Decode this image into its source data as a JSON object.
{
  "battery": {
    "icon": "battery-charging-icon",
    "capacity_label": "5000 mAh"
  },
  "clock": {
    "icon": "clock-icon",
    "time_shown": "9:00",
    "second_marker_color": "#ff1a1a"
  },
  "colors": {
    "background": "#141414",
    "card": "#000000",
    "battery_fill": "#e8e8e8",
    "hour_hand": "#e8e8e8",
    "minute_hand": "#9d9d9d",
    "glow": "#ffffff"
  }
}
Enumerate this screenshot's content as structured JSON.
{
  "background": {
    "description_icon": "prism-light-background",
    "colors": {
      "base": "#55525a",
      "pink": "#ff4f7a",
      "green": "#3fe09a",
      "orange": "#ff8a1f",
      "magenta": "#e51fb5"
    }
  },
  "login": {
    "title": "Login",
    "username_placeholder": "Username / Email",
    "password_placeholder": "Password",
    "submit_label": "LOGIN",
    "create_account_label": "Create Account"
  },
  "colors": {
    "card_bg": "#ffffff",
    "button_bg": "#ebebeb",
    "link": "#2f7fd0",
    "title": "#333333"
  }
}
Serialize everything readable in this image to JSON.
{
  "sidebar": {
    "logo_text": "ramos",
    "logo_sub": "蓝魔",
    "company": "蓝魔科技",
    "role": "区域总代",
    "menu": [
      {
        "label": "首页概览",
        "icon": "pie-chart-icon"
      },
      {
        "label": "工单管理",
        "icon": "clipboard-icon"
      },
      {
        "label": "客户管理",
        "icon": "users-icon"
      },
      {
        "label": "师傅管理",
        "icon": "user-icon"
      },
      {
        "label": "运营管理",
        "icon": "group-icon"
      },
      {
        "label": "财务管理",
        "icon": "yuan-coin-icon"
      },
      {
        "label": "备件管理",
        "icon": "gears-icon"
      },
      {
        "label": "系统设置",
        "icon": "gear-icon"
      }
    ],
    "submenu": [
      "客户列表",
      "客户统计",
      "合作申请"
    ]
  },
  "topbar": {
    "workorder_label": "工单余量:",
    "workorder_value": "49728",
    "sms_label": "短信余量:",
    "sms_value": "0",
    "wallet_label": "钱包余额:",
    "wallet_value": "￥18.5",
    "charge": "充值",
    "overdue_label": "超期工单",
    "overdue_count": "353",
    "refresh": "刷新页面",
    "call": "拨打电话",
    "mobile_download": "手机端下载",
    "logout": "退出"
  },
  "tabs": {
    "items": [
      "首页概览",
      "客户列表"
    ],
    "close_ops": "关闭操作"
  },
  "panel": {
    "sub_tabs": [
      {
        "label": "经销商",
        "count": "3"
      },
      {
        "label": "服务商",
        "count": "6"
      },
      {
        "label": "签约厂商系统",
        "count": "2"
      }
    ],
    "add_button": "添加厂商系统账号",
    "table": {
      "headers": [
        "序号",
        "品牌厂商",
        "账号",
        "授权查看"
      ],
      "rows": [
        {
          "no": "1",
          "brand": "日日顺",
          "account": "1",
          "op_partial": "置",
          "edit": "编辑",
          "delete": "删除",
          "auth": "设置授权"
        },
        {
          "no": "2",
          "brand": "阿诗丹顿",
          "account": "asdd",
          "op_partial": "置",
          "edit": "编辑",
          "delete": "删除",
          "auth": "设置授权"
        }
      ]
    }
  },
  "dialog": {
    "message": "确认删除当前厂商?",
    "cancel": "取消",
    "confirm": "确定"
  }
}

• • • • • • •

■ Your task ■
All of the entries need to be reproduced exactly; please write them out.

■ Full output ■
Decode this image into its source data as a JSON object.
{
  "battery": {
    "icon": "battery-charging-icon",
    "capacity_label": "5000 mAh"
  },
  "clock": {
    "icon": "clock-icon",
    "time_shown": "9:00",
    "second_marker_color": "#ff1a1a"
  },
  "colors": {
    "background": "#141414",
    "card": "#000000",
    "battery_fill": "#e8e8e8",
    "hour_hand": "#e8e8e8",
    "minute_hand": "#9d9d9d",
    "glow": "#ffffff"
  }
}
Enumerate this screenshot's content as structured JSON.
{
  "background": {
    "description_icon": "prism-light-background",
    "colors": {
      "base": "#55525a",
      "pink": "#ff4f7a",
      "green": "#3fe09a",
      "orange": "#ff8a1f",
      "magenta": "#e51fb5"
    }
  },
  "login": {
    "title": "Login",
    "username_placeholder": "Username / Email",
    "password_placeholder": "Password",
    "submit_label": "LOGIN",
    "create_account_label": "Create Account"
  },
  "colors": {
    "card_bg": "#ffffff",
    "button_bg": "#ebebeb",
    "link": "#2f7fd0",
    "title": "#333333"
  }
}
Serialize everything readable in this image to JSON.
{
  "sidebar": {
    "logo_text": "ramos",
    "logo_sub": "蓝魔",
    "company": "蓝魔科技",
    "role": "区域总代",
    "menu": [
      {
        "label": "首页概览",
        "icon": "pie-chart-icon"
      },
      {
        "label": "工单管理",
        "icon": "clipboard-icon"
      },
      {
        "label": "客户管理",
        "icon": "users-icon"
      },
      {
        "label": "师傅管理",
        "icon": "user-icon"
      },
      {
        "label": "运营管理",
        "icon": "group-icon"
      },
      {
        "label": "财务管理",
        "icon": "yuan-coin-icon"
      },
      {
        "label": "备件管理",
        "icon": "gears-icon"
      },
      {
        "label": "系统设置",
        "icon": "gear-icon"
      }
    ],
    "submenu": [
      "客户列表",
      "客户统计",
      "合作申请"
    ]
  },
  "topbar": {
    "workorder_label": "工单余量:",
    "workorder_value": "49728",
    "sms_label": "短信余量:",
    "sms_value": "0",
    "wallet_label": "钱包余额:",
    "wallet_value": "￥18.5",
    "charge": "充值",
    "overdue_label": "超期工单",
    "overdue_count": "353",
    "refresh": "刷新页面",
    "call": "拨打电话",
    "mobile_download": "手机端下载",
    "logout": "退出"
  },
  "tabs": {
    "items": [
      "首页概览",
      "客户列表"
    ],
    "close_ops": "关闭操作"
  },
  "panel": {
    "sub_tabs": [
      {
        "label": "经销商",
        "count": "3"
      },
      {
        "label": "服务商",
        "count": "6"
      },
      {
        "label": "签约厂商系统",
        "count": "2"
      }
    ],
    "add_button": "添加厂商系统账号",
    "table": {
      "headers": [
        "序号",
        "品牌厂商",
        "账号",
        "授权查看"
      ],
      "rows": [
        {
          "no": "1",
          "brand": "日日顺",
          "account": "1",
          "op_partial": "置",
          "edit": "编辑",
          "delete": "删除",
          "auth": "设置授权"
        },
        {
          "no": "2",
          "brand": "阿诗丹顿",
          "account": "asdd",
          "op_partial": "置",
          "edit": "编辑",
          "delete": "删除",
          "auth": "设置授权"
        }
      ]
    }
  },
  "dialog": {
    "message": "确认删除当前厂商?",
    "cancel": "取消",
    "confirm": "确定"
  }
}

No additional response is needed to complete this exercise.